▶ [Bounding box annotations]:
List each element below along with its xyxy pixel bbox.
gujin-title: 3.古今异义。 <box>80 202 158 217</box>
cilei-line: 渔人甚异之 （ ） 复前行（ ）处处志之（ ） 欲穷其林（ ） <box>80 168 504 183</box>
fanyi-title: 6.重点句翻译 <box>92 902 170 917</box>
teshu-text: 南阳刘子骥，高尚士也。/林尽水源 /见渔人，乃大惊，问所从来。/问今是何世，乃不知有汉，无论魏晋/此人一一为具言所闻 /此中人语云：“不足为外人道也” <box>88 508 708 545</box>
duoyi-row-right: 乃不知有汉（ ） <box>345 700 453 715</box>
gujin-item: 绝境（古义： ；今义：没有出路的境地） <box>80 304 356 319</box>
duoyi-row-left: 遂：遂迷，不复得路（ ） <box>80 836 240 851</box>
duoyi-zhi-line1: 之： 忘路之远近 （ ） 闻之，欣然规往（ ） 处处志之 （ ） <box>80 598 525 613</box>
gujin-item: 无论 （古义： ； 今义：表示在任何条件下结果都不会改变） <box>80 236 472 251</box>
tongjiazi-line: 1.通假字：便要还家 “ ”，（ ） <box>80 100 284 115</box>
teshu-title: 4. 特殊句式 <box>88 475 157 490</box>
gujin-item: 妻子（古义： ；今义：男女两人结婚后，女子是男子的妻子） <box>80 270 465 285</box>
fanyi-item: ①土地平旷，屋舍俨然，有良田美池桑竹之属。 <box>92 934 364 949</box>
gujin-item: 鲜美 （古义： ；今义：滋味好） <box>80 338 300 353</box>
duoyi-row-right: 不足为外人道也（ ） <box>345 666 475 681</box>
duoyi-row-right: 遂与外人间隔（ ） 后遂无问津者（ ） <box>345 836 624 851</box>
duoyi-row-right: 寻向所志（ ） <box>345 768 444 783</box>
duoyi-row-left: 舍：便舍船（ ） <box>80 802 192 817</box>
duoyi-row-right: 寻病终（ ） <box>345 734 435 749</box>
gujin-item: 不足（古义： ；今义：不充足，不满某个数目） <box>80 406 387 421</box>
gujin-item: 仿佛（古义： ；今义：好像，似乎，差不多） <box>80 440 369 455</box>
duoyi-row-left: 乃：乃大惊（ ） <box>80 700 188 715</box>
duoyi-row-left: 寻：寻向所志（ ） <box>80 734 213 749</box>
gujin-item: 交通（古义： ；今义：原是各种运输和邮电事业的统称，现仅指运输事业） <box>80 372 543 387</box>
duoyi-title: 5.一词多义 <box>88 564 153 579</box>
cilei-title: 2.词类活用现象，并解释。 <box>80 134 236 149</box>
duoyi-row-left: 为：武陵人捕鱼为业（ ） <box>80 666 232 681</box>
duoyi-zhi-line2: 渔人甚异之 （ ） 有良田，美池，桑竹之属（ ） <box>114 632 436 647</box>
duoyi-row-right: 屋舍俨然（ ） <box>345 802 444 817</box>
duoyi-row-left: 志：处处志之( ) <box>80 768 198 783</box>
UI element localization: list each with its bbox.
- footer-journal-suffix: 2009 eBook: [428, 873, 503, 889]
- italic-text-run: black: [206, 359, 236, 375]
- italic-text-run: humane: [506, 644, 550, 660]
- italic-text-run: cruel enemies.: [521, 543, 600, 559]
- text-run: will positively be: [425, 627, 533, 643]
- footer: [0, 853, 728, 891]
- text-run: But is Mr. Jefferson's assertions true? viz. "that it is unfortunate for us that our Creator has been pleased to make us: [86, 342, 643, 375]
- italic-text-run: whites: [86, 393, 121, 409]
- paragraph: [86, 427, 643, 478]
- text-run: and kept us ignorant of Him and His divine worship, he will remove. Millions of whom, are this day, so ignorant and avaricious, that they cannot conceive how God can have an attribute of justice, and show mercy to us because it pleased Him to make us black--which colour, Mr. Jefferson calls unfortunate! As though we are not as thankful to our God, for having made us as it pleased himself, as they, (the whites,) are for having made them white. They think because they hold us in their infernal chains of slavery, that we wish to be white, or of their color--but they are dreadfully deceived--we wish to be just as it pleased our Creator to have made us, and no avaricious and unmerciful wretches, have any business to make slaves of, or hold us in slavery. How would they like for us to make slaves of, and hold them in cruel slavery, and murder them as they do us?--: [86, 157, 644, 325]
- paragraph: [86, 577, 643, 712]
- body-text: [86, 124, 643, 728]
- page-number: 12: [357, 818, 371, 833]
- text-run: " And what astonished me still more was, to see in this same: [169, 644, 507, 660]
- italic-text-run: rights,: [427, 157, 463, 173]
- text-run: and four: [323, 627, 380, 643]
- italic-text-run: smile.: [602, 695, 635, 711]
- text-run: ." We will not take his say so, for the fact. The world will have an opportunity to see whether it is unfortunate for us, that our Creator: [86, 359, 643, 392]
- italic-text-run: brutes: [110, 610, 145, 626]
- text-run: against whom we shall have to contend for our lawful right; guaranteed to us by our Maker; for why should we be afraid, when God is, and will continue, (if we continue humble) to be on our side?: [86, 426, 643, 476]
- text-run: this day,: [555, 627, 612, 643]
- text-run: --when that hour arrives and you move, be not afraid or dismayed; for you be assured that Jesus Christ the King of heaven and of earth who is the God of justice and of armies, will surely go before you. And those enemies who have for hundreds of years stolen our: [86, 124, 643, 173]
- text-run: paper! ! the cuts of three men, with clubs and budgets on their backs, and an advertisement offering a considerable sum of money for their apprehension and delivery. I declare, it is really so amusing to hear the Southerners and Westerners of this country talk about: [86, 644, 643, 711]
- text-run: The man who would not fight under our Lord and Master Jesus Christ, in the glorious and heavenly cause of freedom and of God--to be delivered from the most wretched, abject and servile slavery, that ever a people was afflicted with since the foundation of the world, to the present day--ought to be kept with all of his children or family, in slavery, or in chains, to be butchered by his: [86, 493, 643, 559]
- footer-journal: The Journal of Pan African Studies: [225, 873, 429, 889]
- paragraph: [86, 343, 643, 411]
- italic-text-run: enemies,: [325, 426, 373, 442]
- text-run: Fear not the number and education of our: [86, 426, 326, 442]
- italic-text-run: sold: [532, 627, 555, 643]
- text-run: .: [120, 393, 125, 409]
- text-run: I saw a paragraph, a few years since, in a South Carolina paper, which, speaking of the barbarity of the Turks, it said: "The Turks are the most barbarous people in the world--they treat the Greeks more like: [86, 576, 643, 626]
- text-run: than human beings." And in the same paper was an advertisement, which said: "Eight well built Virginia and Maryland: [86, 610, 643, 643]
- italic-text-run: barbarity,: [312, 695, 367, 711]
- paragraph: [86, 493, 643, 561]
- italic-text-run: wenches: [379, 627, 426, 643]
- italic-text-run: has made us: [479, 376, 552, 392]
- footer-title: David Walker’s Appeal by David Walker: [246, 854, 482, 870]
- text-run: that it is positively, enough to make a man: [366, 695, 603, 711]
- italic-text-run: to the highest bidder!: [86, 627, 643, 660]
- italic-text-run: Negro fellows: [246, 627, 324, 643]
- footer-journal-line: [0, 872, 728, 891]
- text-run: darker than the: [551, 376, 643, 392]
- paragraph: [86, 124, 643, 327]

▶ [Set task]: Arrange the stretch of the listing from its first line through the line containing "duoyi-zhi-line1: 之： 忘路之远近" as a JSON list of strings, with one string per line and blank lines omitted.

▶ [Response to this exercise]:
[
  "List each element below along with its xyxy pixel bbox.",
  "gujin-title: 3.古今异义。 <box>80 202 158 217</box>",
  "cilei-line: 渔人甚异之 （ ） 复前行（ ）处处志之（ ） 欲穷其林（ ） <box>80 168 504 183</box>",
  "fanyi-title: 6.重点句翻译 <box>92 902 170 917</box>",
  "teshu-text: 南阳刘子骥，高尚士也。/林尽水源 /见渔人，乃大惊，问所从来。/问今是何世，乃不知有汉，无论魏晋/此人一一为具言所闻 /此中人语云：“不足为外人道也” <box>88 508 708 545</box>",
  "duoyi-row-right: 乃不知有汉（ ） <box>345 700 453 715</box>",
  "gujin-item: 绝境（古义： ；今义：没有出路的境地） <box>80 304 356 319</box>",
  "duoyi-row-left: 遂：遂迷，不复得路（ ） <box>80 836 240 851</box>",
  "duoyi-zhi-line1: 之： 忘路之远近 （ ） 闻之，欣然规往（ ） 处处志之 （ ） <box>80 598 525 613</box>"
]